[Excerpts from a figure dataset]
[START]

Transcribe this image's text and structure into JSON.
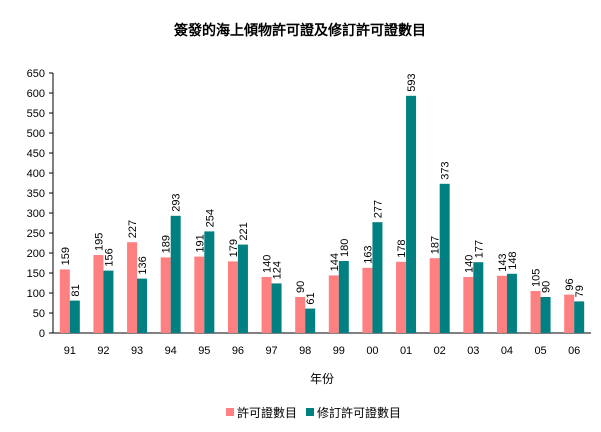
{
  "chart_data": {
    "type": "bar",
    "title": "簽發的海上傾物許可證及修訂許可證數目",
    "xlabel": "年份",
    "ylabel": "",
    "ylim": [
      0,
      650
    ],
    "yticks": [
      0,
      50,
      100,
      150,
      200,
      250,
      300,
      350,
      400,
      450,
      500,
      550,
      600,
      650
    ],
    "grid": false,
    "legend_position": "bottom",
    "categories": [
      "91",
      "92",
      "93",
      "94",
      "95",
      "96",
      "97",
      "98",
      "99",
      "00",
      "01",
      "02",
      "03",
      "04",
      "05",
      "06"
    ],
    "series": [
      {
        "name": "許可證數目",
        "color": "#FF8080",
        "values": [
          159,
          195,
          227,
          189,
          191,
          179,
          140,
          90,
          144,
          163,
          178,
          187,
          140,
          143,
          105,
          96
        ]
      },
      {
        "name": "修訂許可證數目",
        "color": "#008080",
        "values": [
          81,
          156,
          136,
          293,
          254,
          221,
          124,
          61,
          180,
          277,
          593,
          373,
          177,
          148,
          90,
          79
        ]
      }
    ]
  }
}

[END]

Extract all the data above exactly, excluding every picture.

RESULT FOR THIS TASK:
Transcribe this image's text and structure into JSON.
{
  "chart_data": {
    "type": "bar",
    "title": "簽發的海上傾物許可證及修訂許可證數目",
    "xlabel": "年份",
    "ylabel": "",
    "ylim": [
      0,
      650
    ],
    "yticks": [
      0,
      50,
      100,
      150,
      200,
      250,
      300,
      350,
      400,
      450,
      500,
      550,
      600,
      650
    ],
    "grid": false,
    "legend_position": "bottom",
    "categories": [
      "91",
      "92",
      "93",
      "94",
      "95",
      "96",
      "97",
      "98",
      "99",
      "00",
      "01",
      "02",
      "03",
      "04",
      "05",
      "06"
    ],
    "series": [
      {
        "name": "許可證數目",
        "color": "#FF8080",
        "values": [
          159,
          195,
          227,
          189,
          191,
          179,
          140,
          90,
          144,
          163,
          178,
          187,
          140,
          143,
          105,
          96
        ]
      },
      {
        "name": "修訂許可證數目",
        "color": "#008080",
        "values": [
          81,
          156,
          136,
          293,
          254,
          221,
          124,
          61,
          180,
          277,
          593,
          373,
          177,
          148,
          90,
          79
        ]
      }
    ]
  }
}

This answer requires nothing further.